--- Start Given entries ---

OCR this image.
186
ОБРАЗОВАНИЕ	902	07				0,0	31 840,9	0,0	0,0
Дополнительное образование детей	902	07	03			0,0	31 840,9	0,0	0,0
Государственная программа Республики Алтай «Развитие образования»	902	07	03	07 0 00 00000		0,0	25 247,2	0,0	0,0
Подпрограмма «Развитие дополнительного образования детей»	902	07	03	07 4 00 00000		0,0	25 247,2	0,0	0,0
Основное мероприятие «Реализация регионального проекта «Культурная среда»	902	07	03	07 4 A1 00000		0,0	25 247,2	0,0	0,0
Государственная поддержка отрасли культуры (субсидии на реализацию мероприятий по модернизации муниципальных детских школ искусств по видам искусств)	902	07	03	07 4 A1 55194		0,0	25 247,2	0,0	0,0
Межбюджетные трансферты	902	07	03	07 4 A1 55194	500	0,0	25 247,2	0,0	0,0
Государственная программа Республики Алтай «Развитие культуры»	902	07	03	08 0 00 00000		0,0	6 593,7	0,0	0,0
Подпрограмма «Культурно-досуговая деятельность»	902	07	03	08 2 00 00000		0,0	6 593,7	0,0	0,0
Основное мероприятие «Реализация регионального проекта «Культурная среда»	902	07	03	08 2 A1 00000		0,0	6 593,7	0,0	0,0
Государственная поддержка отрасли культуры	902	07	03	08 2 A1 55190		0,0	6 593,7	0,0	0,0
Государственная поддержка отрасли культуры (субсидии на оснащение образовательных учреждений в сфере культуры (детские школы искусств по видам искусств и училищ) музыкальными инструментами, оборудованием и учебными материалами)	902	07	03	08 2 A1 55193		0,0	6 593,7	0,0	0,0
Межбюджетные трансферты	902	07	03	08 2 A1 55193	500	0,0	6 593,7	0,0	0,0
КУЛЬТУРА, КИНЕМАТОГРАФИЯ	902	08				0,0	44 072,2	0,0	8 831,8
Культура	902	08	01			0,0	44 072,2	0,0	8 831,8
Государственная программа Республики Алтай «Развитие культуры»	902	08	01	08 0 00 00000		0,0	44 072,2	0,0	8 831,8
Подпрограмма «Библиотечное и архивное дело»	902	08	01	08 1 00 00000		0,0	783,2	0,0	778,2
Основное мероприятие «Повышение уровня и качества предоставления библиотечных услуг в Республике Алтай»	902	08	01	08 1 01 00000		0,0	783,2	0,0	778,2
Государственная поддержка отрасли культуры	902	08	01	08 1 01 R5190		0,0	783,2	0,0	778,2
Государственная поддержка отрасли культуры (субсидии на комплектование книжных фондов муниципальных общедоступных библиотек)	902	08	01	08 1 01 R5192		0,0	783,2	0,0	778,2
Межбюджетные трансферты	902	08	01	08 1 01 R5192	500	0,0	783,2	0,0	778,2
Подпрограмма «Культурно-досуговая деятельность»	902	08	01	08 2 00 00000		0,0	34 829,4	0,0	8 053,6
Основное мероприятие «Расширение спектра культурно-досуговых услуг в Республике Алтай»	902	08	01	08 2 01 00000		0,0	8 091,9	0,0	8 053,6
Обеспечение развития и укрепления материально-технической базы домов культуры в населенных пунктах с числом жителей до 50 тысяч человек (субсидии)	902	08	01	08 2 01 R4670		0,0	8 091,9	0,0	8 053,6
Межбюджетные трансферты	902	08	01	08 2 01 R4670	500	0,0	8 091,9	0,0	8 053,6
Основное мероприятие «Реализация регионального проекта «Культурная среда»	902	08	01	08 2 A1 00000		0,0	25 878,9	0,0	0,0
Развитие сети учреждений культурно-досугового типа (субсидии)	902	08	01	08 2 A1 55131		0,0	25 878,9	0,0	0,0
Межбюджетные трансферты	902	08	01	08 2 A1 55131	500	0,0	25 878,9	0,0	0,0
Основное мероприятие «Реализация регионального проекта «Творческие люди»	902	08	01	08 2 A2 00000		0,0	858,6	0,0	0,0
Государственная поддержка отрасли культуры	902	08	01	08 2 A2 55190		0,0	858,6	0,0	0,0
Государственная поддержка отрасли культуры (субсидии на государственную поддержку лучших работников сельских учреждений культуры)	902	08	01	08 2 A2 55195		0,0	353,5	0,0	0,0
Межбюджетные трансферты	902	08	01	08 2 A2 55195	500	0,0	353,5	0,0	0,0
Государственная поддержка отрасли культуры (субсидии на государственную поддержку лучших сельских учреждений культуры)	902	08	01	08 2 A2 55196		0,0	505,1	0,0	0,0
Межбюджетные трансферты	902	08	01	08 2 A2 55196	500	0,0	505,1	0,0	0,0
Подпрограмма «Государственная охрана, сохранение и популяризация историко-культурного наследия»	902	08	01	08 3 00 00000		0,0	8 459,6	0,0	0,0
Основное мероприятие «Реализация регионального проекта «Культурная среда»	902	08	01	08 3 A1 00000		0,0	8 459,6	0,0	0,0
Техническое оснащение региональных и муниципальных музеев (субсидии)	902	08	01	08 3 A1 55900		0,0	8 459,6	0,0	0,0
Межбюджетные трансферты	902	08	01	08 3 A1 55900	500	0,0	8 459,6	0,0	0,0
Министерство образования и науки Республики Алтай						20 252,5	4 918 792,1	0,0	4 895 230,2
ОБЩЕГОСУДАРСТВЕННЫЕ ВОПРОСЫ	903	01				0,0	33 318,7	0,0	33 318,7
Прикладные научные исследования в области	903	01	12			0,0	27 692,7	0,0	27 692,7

--- End Given entries ---

Using the material above, state how many lines include the string "оснащение". Answer with a single number.

2